**Problem**. Copy out the part of the passage on succession planning for advisory firms that opens with "Also consider that" and closes with "in St. Louis.", renaming "younger advisors" to "junior advisors" throughout.

START Document extract

A smooth transition also requires the retention of key personnel. “Today, most comprehensive advisory relationships are team-centric in nature,” says Gerald Goldberg, CEO and co-founder of GYL Financial Synergies in West Hartford, Conn. Any success plan should include “strategies aimed at attracting, developing and retaining quality team members.”

Your vanity must be tempered, too. “Don’t define the business as your personality,” says David Canter, president of Bluespring Wealth Partners, an Austin, Texas-based acquirer of wealth management firms. “In other words, don’t embody the business [or think of it as] intrinsic and interchangeable with the principal or principals. Build an ensemble that works together in a cohesive fashion.”

Harold Buckner, Bluespring’s vice president of business consulting, adds that business owners “should really consider how they are structuring the business so that succession is natural.”

Also consider that the younger advisors who could be tapped to lead your firm in the future may have their own worthwhile ideas about how to improve the business. Such next-generation initiatives may include “increasing marketing efforts, revamping the website or technology, [or] upgrading old methods to help systematize and automate the business,” says Corey Briggs, a wealth manager at Plaza Advisory Group (a Steward Partners affiliate) in St. Louis.

Taking all this into account may seem daunting. But advisors who face the task will see benefits long before they turn out the lights for the last time.

A good succession plan will “guide their decision-making process month to month and year over year, and allow them to work towards their vision,” says Robert Lipsey, chief business counsel at the Hamburger Law Firm in New York City. “Failing to plan is planning to fail.”

END Document extract
START Record excerpts

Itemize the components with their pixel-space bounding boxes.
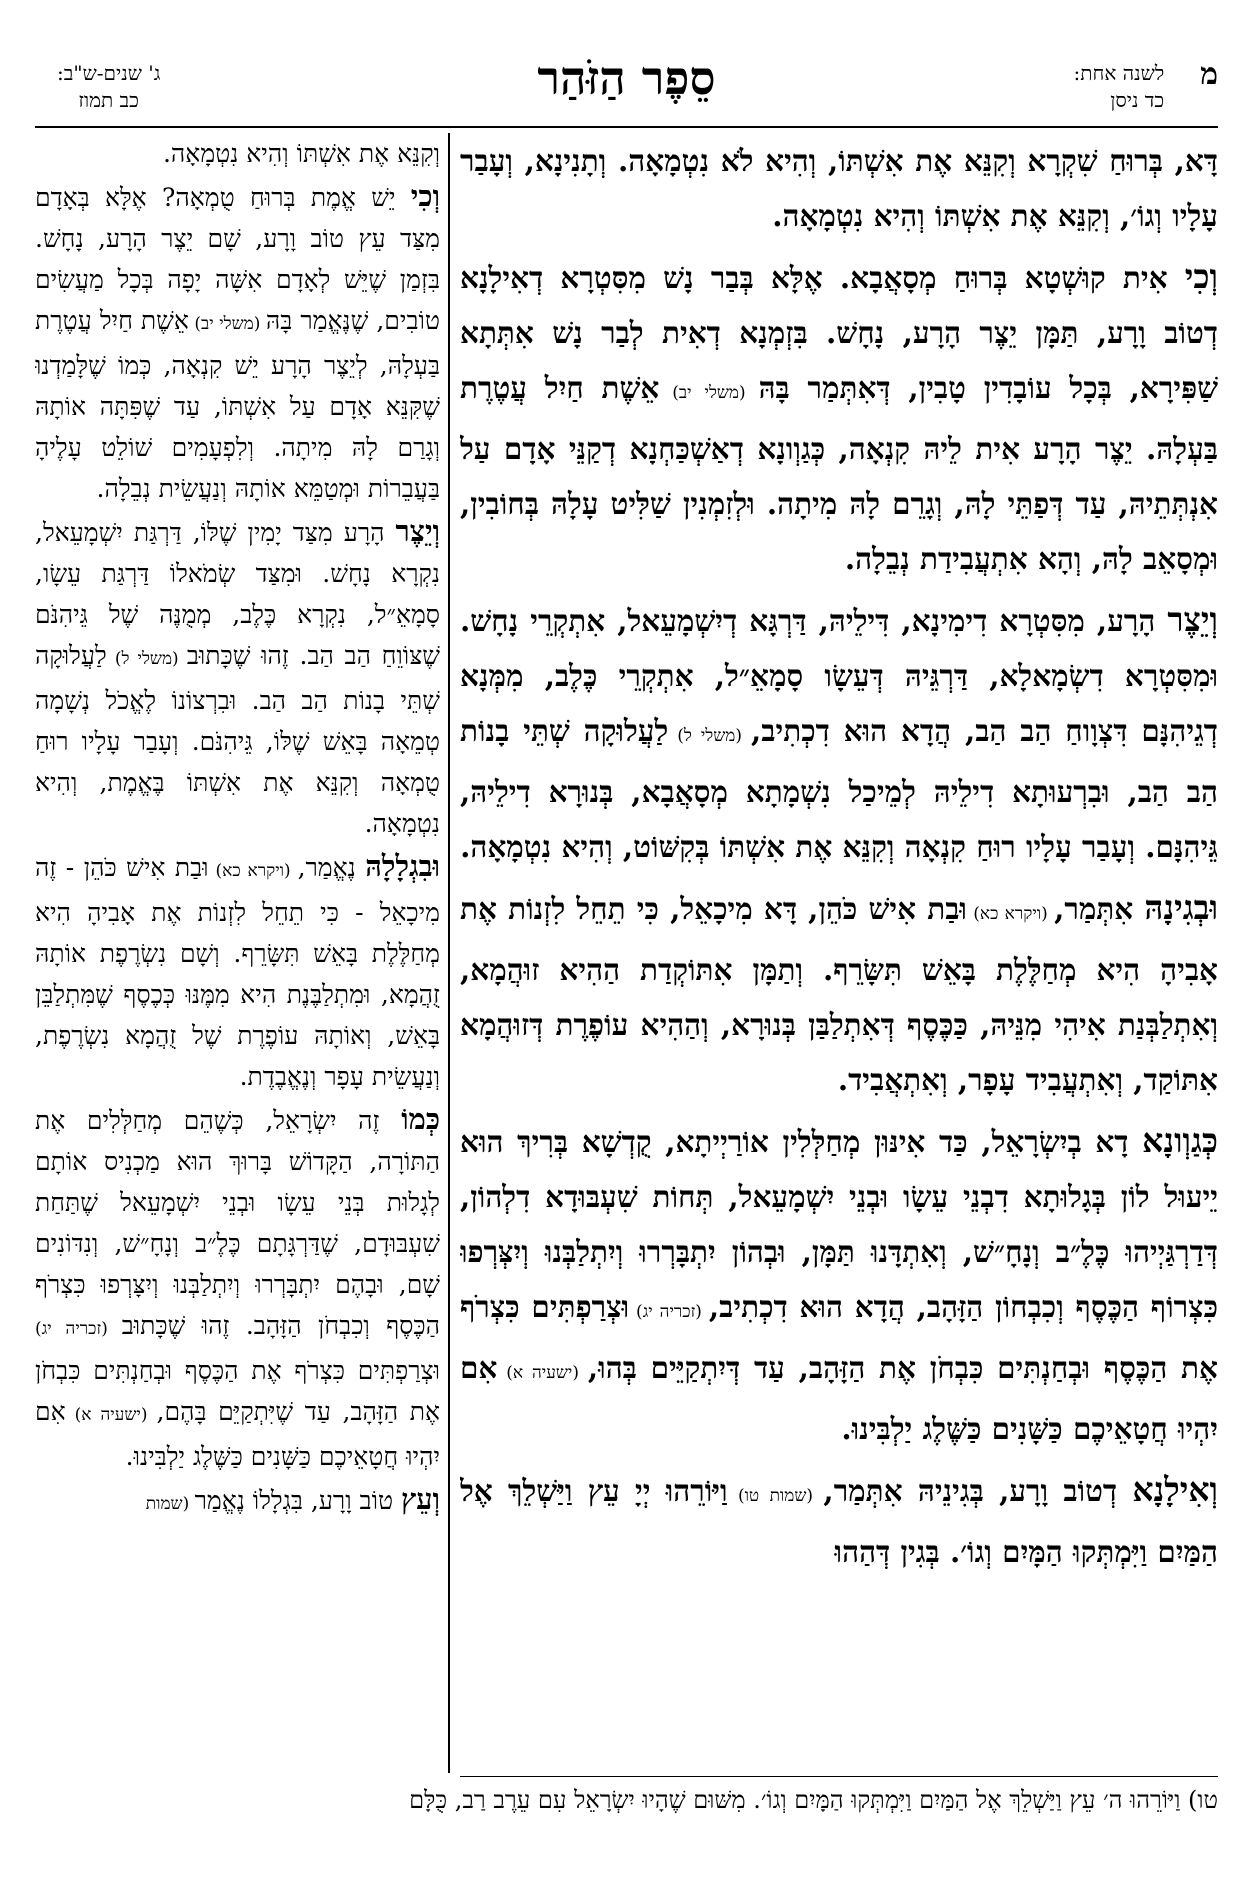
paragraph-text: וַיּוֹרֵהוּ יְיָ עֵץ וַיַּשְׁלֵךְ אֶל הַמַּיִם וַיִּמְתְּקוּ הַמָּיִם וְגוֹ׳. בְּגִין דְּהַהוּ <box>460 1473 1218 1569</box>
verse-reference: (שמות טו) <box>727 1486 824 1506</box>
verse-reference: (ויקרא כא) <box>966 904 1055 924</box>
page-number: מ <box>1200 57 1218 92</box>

END Record excerpts

**Written reply**.
Also consider that the junior advisors who could be tapped to lead your firm in the future may have their own worthwhile ideas about how to improve the business. Such next-generation initiatives may include “increasing marketing efforts, revamping the website or technology, [or] upgrading old methods to help systematize and automate the business,” says Corey Briggs, a wealth manager at Plaza Advisory Group (a Steward Partners affiliate) in St. Louis.